- Written problem:
Copy out each line of the listing that has the word "difference" in it.

────────────────────

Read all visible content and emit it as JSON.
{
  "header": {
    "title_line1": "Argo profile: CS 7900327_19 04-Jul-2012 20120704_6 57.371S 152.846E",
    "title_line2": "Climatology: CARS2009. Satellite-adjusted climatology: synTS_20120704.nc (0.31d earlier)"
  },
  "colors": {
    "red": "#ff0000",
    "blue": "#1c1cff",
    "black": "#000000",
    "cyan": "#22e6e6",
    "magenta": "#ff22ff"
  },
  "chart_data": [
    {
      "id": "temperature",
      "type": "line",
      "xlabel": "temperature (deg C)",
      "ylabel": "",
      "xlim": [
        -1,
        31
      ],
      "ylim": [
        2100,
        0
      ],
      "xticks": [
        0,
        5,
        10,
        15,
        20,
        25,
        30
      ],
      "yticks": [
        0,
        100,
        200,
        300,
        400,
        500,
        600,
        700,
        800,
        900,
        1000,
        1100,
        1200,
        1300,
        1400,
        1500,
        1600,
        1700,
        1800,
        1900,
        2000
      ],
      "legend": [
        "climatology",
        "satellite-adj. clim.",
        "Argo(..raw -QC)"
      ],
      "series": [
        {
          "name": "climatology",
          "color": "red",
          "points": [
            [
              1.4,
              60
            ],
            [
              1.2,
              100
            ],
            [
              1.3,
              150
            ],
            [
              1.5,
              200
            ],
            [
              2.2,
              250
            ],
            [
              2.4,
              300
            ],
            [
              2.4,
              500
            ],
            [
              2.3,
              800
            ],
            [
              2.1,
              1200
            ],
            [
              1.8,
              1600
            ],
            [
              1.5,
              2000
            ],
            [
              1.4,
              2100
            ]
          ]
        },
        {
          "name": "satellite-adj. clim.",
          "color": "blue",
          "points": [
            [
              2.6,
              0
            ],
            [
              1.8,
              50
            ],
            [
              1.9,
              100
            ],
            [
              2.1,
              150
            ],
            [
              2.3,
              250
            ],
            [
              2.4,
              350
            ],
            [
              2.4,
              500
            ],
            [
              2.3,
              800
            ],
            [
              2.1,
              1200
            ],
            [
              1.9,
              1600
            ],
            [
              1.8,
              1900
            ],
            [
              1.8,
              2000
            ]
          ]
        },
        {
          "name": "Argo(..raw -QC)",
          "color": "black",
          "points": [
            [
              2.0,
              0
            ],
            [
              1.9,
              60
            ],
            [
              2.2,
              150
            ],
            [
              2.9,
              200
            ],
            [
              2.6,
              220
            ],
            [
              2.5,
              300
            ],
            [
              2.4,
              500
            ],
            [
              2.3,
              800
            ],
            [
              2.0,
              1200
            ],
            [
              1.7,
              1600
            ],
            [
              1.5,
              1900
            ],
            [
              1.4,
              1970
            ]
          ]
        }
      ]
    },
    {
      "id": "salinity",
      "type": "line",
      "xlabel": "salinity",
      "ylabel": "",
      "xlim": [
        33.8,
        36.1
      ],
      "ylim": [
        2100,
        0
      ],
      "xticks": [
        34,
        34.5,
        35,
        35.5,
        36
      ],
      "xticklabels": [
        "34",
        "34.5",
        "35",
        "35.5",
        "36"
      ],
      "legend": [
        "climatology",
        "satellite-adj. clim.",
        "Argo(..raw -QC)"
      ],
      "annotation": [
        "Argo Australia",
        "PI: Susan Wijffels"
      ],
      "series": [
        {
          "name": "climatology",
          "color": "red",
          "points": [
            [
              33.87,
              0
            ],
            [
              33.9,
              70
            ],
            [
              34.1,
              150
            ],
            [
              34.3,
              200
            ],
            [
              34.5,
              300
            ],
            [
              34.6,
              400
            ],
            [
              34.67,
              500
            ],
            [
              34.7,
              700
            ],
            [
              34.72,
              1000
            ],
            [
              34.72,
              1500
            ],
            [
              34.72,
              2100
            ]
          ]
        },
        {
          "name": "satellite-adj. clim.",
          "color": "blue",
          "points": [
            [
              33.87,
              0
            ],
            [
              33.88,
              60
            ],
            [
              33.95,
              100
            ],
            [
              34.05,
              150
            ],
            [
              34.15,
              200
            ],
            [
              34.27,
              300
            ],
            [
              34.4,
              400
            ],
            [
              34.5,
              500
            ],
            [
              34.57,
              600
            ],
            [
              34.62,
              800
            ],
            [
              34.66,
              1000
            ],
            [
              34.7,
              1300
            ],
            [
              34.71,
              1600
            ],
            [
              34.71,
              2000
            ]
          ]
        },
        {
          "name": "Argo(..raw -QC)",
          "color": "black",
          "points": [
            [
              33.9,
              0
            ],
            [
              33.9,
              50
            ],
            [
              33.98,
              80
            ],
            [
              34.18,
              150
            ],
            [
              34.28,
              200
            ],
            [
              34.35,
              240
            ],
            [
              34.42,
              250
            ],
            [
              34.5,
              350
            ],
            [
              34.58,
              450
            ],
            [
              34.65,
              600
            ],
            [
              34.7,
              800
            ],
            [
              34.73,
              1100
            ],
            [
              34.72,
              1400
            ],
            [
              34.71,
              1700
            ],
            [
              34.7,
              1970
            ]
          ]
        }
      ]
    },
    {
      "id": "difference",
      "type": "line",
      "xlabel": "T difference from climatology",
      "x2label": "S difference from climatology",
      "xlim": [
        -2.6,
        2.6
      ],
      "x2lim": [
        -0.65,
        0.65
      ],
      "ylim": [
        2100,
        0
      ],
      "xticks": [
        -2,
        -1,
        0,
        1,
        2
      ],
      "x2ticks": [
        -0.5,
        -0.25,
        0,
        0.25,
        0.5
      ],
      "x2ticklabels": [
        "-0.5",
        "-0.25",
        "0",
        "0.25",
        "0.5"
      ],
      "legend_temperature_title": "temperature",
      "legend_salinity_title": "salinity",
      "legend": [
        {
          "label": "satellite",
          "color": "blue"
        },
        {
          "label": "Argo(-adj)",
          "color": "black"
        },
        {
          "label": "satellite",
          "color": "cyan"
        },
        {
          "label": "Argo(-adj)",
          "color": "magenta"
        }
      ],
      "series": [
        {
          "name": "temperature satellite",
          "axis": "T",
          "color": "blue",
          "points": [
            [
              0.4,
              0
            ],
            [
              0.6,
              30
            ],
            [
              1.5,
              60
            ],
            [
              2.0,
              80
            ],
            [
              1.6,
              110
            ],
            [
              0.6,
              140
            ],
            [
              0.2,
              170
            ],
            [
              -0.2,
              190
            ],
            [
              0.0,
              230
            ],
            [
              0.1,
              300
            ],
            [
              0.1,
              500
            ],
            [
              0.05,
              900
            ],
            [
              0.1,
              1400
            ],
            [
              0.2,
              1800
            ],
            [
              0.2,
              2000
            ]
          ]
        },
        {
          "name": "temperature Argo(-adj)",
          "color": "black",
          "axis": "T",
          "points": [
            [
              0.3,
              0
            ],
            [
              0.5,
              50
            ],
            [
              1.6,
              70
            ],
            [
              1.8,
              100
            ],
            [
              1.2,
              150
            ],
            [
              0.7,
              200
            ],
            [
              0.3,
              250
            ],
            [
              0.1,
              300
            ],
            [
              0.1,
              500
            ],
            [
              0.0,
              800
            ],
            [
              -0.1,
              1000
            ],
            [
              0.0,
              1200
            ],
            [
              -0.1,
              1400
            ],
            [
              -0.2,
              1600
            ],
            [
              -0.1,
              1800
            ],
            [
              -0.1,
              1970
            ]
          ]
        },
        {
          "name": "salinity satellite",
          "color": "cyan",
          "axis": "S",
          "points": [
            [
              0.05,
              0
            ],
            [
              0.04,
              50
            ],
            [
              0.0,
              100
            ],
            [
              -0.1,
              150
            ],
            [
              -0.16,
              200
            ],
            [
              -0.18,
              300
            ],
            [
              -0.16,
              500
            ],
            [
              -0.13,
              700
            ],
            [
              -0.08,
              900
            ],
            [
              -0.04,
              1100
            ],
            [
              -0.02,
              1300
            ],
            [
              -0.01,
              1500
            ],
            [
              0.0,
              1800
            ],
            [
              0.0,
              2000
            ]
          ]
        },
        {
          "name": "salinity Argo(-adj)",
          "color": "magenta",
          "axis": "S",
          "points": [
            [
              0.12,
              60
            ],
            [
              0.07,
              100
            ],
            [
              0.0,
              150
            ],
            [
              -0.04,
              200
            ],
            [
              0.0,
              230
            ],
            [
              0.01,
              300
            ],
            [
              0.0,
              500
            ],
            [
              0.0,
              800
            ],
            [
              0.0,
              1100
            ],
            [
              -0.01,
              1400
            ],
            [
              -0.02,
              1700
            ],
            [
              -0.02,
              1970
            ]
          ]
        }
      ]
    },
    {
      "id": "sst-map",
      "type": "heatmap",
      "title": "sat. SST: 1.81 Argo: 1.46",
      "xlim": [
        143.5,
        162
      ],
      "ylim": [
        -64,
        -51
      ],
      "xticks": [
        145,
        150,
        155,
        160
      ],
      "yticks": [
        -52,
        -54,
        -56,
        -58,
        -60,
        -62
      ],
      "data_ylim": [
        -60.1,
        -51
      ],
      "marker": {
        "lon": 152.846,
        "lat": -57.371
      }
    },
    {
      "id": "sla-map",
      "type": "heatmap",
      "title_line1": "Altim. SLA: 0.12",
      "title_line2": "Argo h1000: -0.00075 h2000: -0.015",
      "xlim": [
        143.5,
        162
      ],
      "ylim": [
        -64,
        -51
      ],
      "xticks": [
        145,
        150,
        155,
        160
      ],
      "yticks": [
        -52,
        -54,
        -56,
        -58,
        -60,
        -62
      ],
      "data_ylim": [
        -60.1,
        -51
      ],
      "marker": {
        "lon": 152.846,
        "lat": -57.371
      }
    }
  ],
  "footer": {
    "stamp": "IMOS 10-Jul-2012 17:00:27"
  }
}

────────────────────

- Solution to this problem:
      "id": "difference",
      "xlabel": "T difference from climatology",
      "x2label": "S difference from climatology",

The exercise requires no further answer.